EXERCISE OBJECTIVE: Answer with nothing except the number of lines that contain the word "livres".

((

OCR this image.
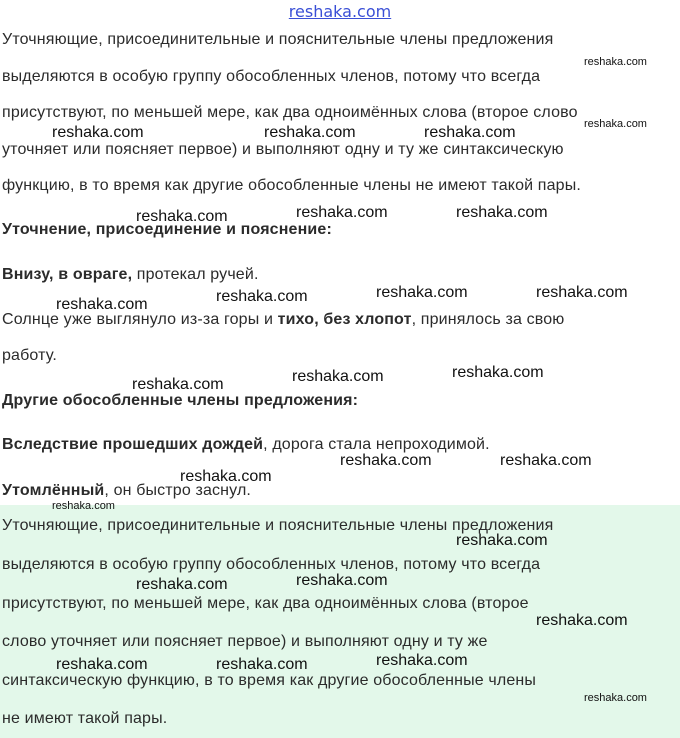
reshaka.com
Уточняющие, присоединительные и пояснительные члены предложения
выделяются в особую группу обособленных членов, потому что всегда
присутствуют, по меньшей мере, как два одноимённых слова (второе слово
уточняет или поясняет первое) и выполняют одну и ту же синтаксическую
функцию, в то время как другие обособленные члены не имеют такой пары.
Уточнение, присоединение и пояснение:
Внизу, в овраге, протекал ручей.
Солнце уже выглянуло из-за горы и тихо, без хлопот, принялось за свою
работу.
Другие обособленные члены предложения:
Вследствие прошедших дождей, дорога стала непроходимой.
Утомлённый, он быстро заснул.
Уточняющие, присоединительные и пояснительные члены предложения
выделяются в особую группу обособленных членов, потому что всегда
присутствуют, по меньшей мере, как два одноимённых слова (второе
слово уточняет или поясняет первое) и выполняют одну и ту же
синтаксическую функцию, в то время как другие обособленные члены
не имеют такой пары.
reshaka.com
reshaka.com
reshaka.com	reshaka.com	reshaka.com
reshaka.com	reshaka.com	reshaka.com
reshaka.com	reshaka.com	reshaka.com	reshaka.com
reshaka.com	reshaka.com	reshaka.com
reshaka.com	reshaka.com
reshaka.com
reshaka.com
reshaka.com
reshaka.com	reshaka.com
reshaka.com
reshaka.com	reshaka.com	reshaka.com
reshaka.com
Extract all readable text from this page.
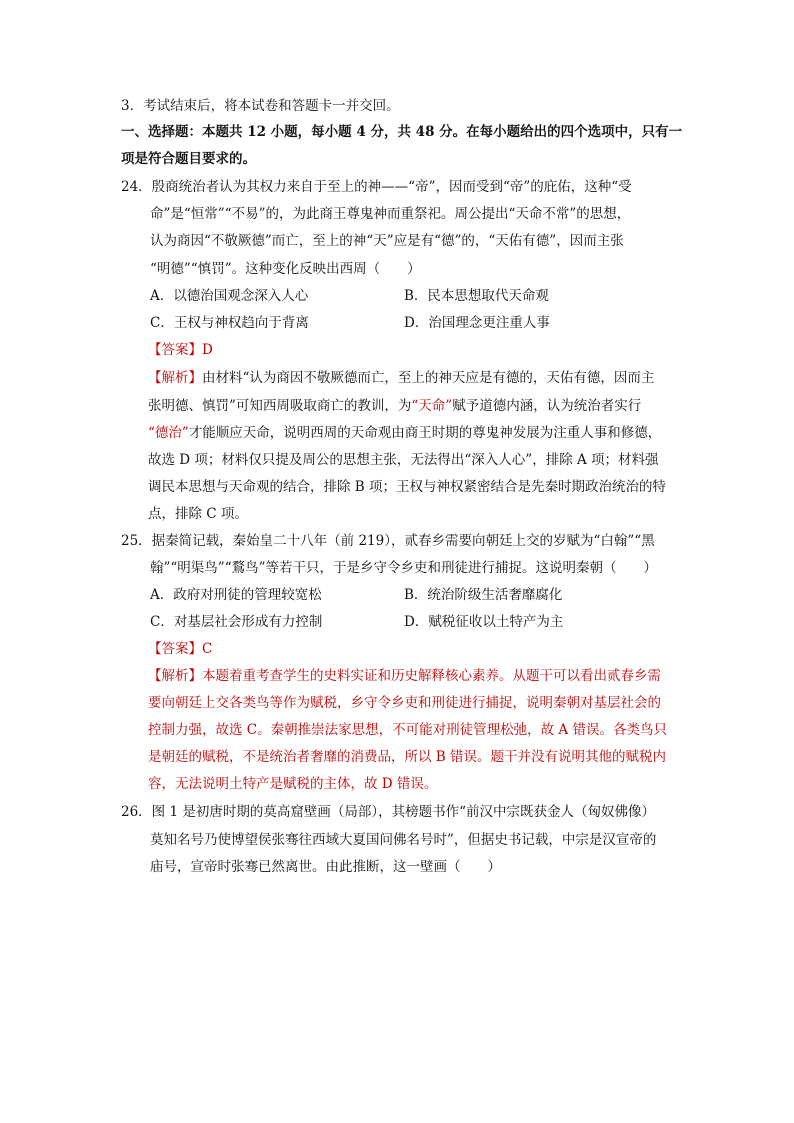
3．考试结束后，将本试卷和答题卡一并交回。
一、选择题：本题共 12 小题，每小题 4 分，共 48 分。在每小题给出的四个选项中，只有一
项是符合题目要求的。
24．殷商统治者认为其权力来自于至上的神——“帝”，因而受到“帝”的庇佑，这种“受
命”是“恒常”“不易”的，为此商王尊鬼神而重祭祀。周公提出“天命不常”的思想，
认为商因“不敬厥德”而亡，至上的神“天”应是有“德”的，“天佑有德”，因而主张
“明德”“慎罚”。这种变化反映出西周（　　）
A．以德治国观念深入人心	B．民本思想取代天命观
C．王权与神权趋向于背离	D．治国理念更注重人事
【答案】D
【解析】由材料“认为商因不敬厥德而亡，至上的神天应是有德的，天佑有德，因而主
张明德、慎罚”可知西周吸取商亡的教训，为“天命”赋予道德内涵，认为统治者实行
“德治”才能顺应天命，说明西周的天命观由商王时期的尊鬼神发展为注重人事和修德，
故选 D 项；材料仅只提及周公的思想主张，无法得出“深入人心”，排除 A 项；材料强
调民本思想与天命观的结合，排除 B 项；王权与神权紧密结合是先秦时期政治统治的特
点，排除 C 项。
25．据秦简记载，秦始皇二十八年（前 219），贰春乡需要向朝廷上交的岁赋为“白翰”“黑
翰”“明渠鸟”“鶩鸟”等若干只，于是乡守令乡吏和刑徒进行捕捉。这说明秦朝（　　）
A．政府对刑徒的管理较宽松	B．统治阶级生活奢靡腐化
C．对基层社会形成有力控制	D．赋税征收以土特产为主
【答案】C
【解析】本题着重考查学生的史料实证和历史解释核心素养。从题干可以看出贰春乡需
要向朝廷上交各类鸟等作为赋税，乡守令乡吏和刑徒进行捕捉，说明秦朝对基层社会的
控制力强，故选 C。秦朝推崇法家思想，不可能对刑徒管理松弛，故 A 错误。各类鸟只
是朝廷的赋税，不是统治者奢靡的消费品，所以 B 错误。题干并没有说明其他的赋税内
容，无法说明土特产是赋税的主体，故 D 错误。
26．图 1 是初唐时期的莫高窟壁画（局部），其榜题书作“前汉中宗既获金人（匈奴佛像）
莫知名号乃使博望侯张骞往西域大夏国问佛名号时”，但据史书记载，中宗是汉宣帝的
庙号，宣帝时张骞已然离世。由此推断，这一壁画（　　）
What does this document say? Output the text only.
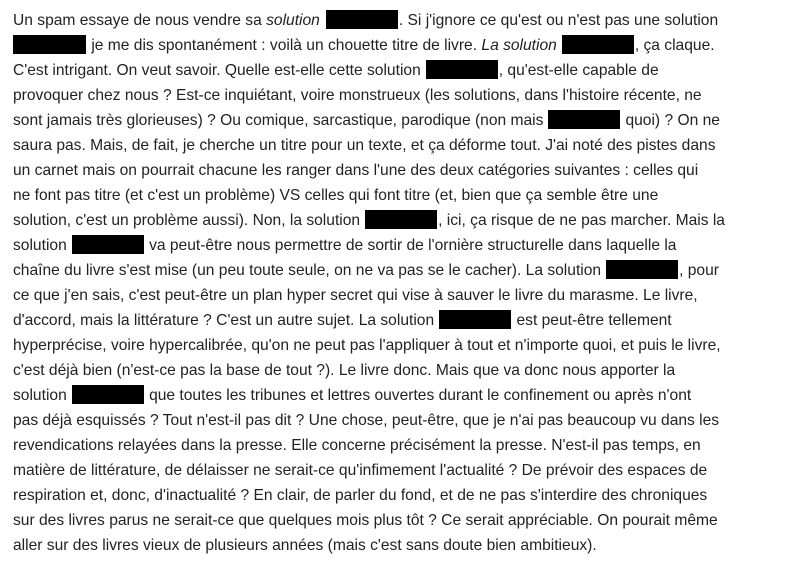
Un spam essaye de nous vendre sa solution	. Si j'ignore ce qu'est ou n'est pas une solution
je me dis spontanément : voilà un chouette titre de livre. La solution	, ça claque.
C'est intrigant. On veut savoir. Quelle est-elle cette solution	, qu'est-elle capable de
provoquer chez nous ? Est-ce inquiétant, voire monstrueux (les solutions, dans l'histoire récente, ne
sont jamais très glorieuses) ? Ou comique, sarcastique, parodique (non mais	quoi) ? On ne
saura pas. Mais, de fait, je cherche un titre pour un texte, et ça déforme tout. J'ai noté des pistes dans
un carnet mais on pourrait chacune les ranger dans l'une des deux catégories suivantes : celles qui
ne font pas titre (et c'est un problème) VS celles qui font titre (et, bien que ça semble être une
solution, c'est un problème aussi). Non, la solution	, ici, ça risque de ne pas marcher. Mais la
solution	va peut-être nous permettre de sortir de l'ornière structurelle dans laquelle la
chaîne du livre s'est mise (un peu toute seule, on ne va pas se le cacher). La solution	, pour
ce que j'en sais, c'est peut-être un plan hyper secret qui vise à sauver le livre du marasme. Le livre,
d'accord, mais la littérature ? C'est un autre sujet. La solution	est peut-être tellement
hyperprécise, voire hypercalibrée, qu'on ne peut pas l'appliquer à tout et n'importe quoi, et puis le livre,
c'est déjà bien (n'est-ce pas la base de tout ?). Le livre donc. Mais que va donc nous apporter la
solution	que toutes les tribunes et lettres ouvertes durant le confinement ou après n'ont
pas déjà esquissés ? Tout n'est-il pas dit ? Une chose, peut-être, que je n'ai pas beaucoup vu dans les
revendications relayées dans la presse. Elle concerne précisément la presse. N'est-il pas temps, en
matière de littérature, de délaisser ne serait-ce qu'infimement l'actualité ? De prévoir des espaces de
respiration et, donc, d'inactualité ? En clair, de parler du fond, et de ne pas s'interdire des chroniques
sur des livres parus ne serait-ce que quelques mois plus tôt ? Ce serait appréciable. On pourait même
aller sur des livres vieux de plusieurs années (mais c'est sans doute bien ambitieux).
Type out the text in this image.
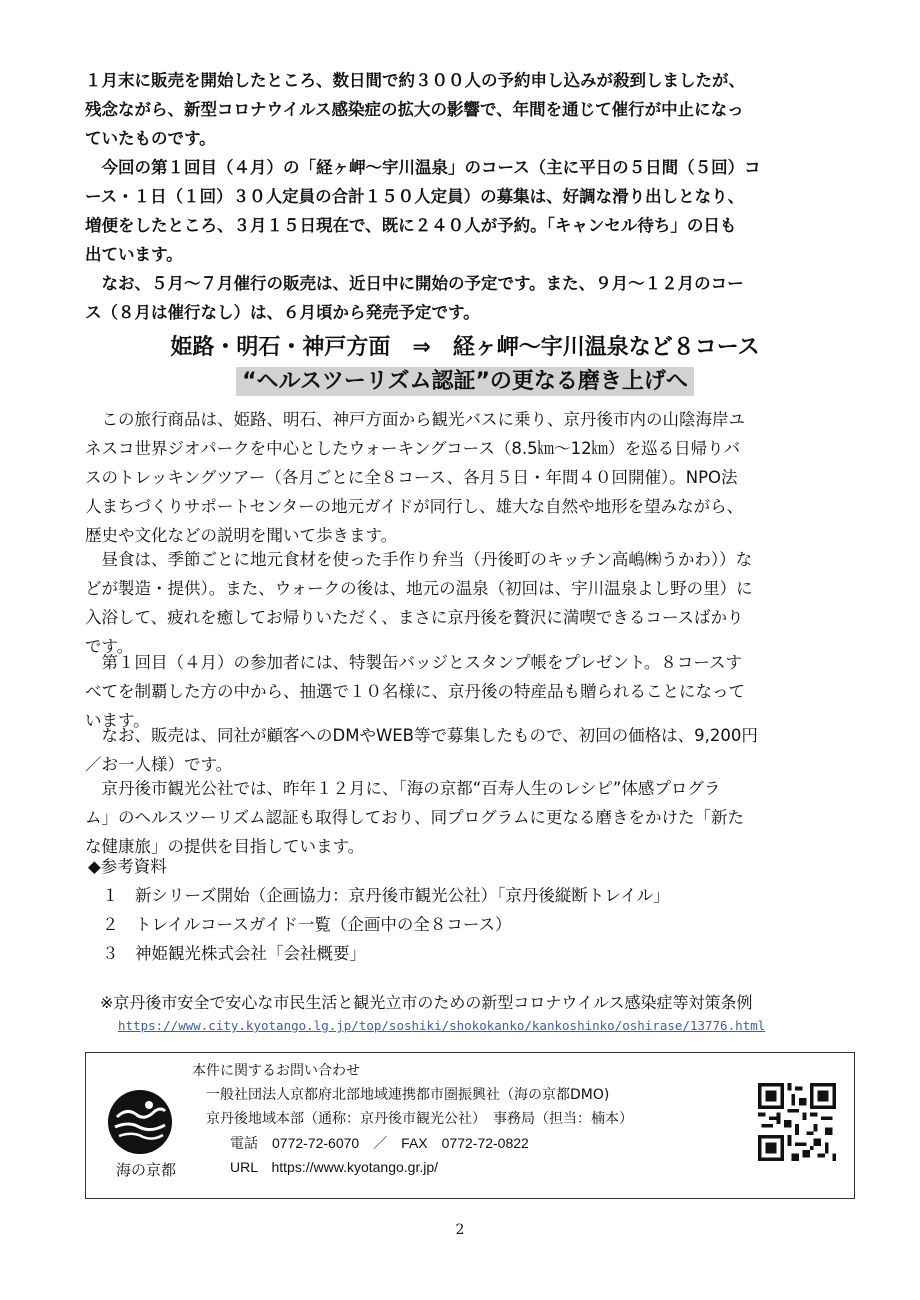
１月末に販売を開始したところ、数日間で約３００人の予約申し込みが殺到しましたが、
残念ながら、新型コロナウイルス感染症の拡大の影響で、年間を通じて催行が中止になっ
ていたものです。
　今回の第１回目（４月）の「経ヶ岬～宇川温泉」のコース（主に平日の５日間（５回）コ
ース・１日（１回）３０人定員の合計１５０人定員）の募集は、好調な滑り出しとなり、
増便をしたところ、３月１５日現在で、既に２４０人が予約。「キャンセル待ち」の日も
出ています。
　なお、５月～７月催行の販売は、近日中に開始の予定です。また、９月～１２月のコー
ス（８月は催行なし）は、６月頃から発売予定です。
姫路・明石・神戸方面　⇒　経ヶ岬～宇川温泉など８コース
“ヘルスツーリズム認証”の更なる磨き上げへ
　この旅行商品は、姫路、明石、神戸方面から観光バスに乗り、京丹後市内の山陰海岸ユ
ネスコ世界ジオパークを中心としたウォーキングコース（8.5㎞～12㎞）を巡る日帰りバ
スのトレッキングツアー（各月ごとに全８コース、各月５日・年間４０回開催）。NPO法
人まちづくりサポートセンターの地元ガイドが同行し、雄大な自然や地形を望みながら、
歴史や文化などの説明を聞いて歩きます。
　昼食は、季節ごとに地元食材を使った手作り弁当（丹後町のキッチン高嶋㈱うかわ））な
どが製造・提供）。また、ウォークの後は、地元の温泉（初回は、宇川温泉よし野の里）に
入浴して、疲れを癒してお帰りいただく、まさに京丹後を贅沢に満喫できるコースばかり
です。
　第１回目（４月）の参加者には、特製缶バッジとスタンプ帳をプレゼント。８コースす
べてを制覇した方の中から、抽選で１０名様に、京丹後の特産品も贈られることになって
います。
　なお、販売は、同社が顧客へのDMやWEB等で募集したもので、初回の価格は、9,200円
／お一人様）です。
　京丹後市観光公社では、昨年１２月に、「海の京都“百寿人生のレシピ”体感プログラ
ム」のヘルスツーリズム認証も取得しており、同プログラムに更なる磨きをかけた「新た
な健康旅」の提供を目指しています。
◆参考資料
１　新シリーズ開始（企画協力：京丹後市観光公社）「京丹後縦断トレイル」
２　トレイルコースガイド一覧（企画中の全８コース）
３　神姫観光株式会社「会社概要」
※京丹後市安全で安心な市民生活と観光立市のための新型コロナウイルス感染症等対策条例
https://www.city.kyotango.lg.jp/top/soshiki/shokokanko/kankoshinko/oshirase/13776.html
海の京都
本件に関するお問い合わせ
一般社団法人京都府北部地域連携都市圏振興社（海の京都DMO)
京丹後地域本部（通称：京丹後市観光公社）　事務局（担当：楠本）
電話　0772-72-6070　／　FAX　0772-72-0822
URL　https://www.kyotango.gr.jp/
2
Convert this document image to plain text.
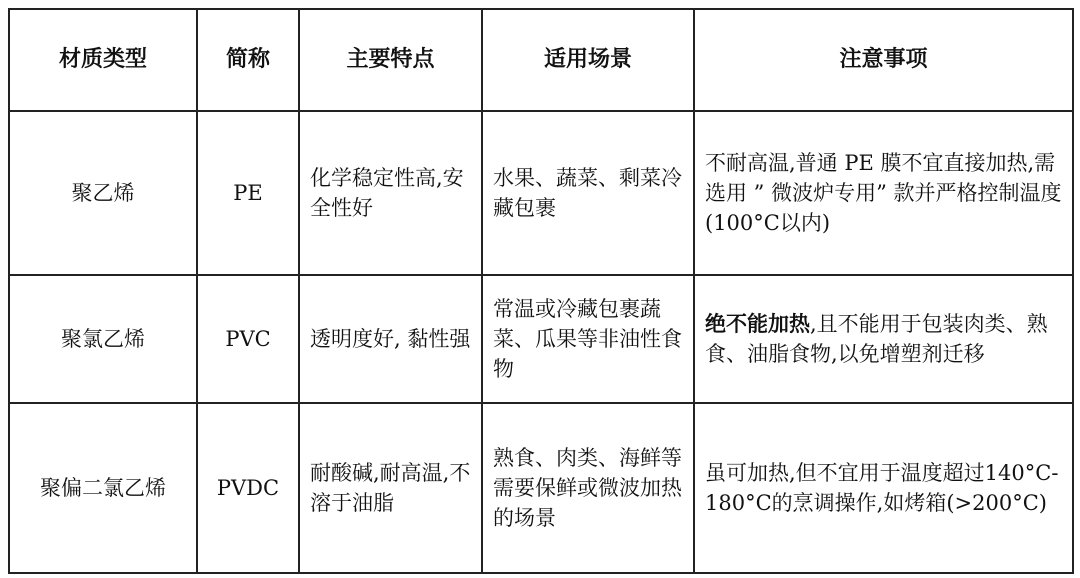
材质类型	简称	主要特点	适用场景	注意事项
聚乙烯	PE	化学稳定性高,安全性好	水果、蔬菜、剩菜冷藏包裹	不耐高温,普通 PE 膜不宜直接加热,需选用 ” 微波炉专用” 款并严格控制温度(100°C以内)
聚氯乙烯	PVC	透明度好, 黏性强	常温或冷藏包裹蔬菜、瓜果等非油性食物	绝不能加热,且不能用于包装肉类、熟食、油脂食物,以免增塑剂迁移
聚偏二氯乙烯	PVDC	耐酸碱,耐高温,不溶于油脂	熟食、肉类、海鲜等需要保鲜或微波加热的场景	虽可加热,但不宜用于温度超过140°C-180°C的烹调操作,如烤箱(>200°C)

))

FULL ANSWER: 2